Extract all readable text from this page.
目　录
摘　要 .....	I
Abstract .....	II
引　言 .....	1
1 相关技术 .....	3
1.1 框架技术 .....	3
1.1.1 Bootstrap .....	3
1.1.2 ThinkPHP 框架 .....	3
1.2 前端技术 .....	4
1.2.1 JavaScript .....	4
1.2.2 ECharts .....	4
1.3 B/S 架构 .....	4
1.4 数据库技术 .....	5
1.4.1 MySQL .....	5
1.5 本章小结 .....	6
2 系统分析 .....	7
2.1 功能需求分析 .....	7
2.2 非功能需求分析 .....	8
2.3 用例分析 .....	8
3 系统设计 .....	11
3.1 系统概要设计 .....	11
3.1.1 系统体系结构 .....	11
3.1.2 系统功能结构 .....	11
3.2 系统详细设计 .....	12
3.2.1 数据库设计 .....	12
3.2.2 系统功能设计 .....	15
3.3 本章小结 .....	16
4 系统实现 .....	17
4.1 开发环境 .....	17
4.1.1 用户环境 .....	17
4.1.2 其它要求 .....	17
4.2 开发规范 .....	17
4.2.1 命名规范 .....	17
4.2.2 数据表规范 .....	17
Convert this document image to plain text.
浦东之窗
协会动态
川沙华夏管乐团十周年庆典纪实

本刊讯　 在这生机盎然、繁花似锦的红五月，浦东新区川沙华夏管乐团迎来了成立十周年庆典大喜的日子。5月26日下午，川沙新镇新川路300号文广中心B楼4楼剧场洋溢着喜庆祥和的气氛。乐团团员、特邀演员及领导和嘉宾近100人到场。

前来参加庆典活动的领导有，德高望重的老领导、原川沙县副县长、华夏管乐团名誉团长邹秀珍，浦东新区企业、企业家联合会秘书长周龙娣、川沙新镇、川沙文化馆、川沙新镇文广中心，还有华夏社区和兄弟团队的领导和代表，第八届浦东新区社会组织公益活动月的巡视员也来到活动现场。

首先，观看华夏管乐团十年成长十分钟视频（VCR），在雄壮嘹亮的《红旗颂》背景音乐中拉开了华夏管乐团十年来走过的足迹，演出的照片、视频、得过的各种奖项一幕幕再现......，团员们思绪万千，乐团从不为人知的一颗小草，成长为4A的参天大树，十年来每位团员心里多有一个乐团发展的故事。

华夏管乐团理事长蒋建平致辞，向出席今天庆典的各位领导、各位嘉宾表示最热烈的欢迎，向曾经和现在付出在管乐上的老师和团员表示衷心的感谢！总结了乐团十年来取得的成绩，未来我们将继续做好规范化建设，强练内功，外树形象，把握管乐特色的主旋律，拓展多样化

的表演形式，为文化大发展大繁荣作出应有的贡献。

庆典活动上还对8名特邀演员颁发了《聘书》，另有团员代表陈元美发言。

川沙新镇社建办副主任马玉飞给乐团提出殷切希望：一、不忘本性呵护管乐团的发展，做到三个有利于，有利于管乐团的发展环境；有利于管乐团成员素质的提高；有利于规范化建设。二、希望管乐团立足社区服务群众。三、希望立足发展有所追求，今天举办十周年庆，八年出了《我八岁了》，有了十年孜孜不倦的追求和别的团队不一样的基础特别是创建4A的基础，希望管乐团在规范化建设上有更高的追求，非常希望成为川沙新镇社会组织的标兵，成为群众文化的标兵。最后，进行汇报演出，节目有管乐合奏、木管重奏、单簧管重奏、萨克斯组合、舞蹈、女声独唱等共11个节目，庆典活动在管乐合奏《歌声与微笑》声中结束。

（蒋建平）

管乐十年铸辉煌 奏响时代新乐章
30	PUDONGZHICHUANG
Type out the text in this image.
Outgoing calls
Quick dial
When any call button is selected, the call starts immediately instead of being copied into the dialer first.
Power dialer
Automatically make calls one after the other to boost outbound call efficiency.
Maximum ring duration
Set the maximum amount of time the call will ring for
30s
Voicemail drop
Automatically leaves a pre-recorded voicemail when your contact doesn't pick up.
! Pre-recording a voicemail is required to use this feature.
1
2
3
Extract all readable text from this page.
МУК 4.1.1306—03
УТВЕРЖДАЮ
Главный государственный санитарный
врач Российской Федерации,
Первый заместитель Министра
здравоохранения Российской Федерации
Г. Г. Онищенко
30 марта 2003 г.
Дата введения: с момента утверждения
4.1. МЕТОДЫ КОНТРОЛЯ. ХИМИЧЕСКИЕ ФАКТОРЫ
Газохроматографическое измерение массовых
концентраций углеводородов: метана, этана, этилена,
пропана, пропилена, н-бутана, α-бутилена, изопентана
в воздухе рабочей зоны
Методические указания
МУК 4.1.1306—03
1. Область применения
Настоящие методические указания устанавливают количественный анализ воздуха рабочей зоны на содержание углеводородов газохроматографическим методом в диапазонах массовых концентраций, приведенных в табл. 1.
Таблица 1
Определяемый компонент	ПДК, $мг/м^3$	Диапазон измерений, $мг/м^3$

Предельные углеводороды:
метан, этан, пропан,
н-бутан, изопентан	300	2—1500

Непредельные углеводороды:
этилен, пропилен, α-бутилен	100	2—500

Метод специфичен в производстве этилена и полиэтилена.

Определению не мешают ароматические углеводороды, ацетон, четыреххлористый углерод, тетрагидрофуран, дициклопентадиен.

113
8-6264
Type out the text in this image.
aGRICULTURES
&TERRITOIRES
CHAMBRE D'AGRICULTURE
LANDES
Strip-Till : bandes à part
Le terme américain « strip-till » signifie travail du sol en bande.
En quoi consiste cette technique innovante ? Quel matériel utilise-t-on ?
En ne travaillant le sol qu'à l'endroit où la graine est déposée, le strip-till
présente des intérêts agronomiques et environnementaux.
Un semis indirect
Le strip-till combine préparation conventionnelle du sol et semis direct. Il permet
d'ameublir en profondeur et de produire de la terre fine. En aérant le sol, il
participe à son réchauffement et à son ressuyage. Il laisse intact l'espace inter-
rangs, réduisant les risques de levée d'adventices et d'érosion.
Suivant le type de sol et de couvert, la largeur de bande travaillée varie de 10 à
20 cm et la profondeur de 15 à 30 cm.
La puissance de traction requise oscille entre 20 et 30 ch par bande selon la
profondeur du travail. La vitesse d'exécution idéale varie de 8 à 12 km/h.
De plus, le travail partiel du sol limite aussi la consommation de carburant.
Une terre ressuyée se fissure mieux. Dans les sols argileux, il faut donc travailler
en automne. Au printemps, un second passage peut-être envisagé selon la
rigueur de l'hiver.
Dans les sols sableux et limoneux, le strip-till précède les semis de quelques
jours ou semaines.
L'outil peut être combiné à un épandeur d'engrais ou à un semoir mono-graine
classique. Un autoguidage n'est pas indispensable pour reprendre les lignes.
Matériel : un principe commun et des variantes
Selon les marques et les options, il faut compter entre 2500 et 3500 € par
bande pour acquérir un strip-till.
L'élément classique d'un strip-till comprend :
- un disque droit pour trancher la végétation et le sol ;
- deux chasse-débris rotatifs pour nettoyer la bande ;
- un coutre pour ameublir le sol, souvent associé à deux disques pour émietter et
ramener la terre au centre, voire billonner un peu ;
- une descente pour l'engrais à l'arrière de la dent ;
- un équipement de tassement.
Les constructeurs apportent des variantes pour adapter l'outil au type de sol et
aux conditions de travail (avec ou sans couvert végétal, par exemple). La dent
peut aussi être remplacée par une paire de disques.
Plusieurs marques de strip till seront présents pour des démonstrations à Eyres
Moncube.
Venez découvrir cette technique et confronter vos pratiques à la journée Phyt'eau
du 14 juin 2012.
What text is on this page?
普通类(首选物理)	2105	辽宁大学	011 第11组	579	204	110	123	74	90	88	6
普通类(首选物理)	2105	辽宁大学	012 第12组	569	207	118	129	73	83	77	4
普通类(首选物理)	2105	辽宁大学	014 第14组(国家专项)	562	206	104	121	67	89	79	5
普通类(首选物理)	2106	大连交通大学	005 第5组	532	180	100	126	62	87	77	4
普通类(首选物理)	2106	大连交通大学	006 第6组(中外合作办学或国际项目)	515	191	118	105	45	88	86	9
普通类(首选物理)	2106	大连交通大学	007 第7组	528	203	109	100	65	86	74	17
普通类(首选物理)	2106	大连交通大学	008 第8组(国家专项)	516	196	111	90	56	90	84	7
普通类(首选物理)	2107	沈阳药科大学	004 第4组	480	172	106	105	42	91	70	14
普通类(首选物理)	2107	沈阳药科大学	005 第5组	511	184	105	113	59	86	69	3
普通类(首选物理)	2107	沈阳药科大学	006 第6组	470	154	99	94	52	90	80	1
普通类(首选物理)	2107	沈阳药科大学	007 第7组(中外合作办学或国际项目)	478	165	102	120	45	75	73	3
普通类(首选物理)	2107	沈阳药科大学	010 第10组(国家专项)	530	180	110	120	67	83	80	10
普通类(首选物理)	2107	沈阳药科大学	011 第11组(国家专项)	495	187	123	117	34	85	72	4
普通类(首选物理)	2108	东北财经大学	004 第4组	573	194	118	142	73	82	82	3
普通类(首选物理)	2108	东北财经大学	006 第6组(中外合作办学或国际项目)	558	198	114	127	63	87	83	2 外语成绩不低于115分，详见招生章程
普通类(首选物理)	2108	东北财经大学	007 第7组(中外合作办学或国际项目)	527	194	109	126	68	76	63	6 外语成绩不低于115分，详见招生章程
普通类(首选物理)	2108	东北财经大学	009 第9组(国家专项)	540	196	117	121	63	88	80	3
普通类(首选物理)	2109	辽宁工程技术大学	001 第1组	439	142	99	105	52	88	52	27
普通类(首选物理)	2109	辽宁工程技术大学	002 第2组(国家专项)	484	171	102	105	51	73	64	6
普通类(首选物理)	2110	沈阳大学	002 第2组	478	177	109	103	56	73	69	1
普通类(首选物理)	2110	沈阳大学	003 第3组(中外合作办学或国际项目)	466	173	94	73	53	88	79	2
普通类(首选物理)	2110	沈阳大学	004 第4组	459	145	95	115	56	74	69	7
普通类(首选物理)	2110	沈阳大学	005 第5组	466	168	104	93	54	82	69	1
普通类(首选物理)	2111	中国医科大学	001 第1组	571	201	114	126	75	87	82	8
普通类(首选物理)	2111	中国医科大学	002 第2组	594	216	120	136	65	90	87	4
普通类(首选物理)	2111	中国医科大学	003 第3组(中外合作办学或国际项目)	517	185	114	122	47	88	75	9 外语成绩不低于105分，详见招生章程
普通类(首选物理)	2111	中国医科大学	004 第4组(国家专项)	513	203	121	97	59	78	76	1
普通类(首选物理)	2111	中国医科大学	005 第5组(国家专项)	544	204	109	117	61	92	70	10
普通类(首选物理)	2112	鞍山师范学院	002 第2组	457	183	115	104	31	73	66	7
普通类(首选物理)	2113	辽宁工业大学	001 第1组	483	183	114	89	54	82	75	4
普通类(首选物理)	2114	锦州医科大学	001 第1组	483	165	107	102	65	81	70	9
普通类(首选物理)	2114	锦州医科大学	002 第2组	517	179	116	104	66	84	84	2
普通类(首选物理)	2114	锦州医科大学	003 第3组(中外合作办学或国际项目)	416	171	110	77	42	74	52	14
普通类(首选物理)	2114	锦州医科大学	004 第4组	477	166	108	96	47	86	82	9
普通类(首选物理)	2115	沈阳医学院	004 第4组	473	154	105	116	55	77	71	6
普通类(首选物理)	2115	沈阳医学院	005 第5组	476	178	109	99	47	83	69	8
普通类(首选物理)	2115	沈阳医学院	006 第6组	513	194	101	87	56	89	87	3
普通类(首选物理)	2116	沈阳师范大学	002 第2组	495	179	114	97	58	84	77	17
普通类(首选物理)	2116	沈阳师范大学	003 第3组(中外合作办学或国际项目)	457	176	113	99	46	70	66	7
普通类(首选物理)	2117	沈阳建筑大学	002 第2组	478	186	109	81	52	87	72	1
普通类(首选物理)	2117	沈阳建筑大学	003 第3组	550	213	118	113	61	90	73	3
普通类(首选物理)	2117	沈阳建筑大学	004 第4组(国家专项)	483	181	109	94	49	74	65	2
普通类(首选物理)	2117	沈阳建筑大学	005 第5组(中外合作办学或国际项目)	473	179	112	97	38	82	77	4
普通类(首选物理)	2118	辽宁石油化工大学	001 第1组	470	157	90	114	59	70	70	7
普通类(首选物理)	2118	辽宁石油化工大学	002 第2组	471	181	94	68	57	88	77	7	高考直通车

━━━━━━

Instruction:
In the records above, collect each line with "沈阳药科大学".

Answer for this exercise:
普通类(首选物理)	2107	沈阳药科大学	004 第4组	480	172	106	105	42	91	70	14
普通类(首选物理)	2107	沈阳药科大学	005 第5组	511	184	105	113	59	86	69	3
普通类(首选物理)	2107	沈阳药科大学	006 第6组	470	154	99	94	52	90	80	1
普通类(首选物理)	2107	沈阳药科大学	007 第7组(中外合作办学或国际项目)	478	165	102	120	45	75	73	3
普通类(首选物理)	2107	沈阳药科大学	010 第10组(国家专项)	530	180	110	120	67	83	80	10
普通类(首选物理)	2107	沈阳药科大学	011 第11组(国家专项)	495	187	123	117	34	85	72	4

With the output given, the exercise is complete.